◆ Rows
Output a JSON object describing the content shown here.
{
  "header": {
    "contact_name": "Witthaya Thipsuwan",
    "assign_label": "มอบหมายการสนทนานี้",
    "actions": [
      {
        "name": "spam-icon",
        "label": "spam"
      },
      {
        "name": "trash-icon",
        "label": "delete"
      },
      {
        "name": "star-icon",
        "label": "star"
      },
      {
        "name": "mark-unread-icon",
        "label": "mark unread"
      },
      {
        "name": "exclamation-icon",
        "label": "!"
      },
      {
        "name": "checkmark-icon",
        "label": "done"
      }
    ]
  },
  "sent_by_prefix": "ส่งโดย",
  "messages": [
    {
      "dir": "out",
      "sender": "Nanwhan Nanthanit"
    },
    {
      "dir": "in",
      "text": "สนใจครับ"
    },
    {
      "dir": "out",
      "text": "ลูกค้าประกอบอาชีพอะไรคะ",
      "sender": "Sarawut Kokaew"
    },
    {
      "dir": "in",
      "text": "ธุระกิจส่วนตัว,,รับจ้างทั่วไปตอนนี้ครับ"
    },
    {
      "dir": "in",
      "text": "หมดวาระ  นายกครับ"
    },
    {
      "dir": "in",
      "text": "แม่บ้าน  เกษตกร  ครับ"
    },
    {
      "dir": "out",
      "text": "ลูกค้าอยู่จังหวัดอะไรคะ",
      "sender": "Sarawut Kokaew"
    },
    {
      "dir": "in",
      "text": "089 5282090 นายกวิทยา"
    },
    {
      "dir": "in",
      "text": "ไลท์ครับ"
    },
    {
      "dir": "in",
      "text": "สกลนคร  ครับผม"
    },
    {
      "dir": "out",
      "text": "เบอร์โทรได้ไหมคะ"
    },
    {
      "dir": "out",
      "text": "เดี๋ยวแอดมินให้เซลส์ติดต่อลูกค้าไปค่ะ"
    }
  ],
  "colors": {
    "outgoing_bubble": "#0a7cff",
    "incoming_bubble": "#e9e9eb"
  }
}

◆ To be done
Go through the data and return every record exactly.

◆ The answer
Output a JSON object describing the content shown here.
{
  "header": {
    "contact_name": "Witthaya Thipsuwan",
    "assign_label": "มอบหมายการสนทนานี้",
    "actions": [
      {
        "name": "spam-icon",
        "label": "spam"
      },
      {
        "name": "trash-icon",
        "label": "delete"
      },
      {
        "name": "star-icon",
        "label": "star"
      },
      {
        "name": "mark-unread-icon",
        "label": "mark unread"
      },
      {
        "name": "exclamation-icon",
        "label": "!"
      },
      {
        "name": "checkmark-icon",
        "label": "done"
      }
    ]
  },
  "sent_by_prefix": "ส่งโดย",
  "messages": [
    {
      "dir": "out",
      "sender": "Nanwhan Nanthanit"
    },
    {
      "dir": "in",
      "text": "สนใจครับ"
    },
    {
      "dir": "out",
      "text": "ลูกค้าประกอบอาชีพอะไรคะ",
      "sender": "Sarawut Kokaew"
    },
    {
      "dir": "in",
      "text": "ธุระกิจส่วนตัว,,รับจ้างทั่วไปตอนนี้ครับ"
    },
    {
      "dir": "in",
      "text": "หมดวาระ  นายกครับ"
    },
    {
      "dir": "in",
      "text": "แม่บ้าน  เกษตกร  ครับ"
    },
    {
      "dir": "out",
      "text": "ลูกค้าอยู่จังหวัดอะไรคะ",
      "sender": "Sarawut Kokaew"
    },
    {
      "dir": "in",
      "text": "089 5282090 นายกวิทยา"
    },
    {
      "dir": "in",
      "text": "ไลท์ครับ"
    },
    {
      "dir": "in",
      "text": "สกลนคร  ครับผม"
    },
    {
      "dir": "out",
      "text": "เบอร์โทรได้ไหมคะ"
    },
    {
      "dir": "out",
      "text": "เดี๋ยวแอดมินให้เซลส์ติดต่อลูกค้าไปค่ะ"
    }
  ],
  "colors": {
    "outgoing_bubble": "#0a7cff",
    "incoming_bubble": "#e9e9eb"
  }
}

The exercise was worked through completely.